> GOAL OF THE EXERCISE
State the number of lines in the material below that have "this" in them, without any other text.

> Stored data
=-=-=
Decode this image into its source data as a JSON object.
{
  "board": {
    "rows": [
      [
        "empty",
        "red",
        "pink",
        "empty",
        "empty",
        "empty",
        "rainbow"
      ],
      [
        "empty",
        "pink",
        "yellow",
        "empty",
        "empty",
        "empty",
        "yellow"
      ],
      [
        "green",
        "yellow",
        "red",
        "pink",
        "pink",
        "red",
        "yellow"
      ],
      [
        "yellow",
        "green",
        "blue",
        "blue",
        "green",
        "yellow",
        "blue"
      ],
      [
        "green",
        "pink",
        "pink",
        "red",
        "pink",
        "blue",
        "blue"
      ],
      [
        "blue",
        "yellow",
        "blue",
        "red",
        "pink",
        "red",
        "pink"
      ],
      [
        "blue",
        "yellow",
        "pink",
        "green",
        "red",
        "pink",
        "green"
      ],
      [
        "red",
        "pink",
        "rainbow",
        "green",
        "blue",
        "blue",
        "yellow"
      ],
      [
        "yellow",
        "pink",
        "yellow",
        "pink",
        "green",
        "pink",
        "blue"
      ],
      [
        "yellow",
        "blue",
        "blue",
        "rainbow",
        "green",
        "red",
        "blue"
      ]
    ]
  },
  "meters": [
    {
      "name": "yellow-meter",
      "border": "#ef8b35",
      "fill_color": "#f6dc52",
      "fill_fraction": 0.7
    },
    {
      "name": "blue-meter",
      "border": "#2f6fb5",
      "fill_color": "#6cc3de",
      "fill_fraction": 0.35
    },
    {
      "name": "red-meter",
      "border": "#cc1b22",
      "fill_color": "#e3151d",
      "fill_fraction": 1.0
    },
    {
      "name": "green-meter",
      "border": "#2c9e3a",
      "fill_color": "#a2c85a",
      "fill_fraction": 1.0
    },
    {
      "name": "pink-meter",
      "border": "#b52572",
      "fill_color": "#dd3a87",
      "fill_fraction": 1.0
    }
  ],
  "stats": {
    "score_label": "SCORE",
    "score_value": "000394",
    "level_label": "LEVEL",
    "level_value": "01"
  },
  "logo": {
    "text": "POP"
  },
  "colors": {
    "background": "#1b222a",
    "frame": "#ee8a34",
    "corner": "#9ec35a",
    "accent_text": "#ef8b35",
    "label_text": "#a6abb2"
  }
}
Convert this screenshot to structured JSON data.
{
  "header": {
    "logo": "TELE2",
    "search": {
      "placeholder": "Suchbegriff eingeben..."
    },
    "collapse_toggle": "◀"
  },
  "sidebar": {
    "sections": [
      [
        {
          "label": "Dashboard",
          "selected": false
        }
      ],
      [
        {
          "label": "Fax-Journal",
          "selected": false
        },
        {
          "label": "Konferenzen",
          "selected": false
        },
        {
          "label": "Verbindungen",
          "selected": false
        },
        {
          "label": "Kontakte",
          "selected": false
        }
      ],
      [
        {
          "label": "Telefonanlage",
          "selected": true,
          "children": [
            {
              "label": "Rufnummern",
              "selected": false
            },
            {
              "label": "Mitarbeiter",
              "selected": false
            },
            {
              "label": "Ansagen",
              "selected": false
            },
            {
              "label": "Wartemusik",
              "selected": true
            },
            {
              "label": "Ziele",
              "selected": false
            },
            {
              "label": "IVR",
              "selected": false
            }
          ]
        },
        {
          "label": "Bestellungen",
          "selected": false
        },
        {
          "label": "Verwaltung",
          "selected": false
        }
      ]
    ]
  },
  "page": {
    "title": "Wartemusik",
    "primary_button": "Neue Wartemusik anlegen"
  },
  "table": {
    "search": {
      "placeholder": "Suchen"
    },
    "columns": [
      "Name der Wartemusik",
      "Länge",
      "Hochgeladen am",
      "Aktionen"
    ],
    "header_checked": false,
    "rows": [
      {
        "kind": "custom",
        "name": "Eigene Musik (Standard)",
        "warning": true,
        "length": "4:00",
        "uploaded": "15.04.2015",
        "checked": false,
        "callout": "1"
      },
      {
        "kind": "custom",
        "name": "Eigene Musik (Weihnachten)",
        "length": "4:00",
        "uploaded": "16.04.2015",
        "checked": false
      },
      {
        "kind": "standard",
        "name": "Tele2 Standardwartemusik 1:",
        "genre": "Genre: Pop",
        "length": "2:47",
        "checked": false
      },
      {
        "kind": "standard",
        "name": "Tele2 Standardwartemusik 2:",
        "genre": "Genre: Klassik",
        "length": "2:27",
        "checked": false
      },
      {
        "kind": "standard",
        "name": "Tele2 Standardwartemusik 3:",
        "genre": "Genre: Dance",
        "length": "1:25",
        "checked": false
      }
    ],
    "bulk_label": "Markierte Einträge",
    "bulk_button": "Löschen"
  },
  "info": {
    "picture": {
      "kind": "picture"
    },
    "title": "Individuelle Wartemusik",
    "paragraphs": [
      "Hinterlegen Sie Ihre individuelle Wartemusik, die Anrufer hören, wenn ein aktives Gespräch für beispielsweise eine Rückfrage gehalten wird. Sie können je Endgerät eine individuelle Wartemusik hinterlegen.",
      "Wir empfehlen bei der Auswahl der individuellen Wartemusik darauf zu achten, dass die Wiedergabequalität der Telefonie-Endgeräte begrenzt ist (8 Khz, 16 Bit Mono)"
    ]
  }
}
=-=-=
> RESPONSE TO THE TASK
2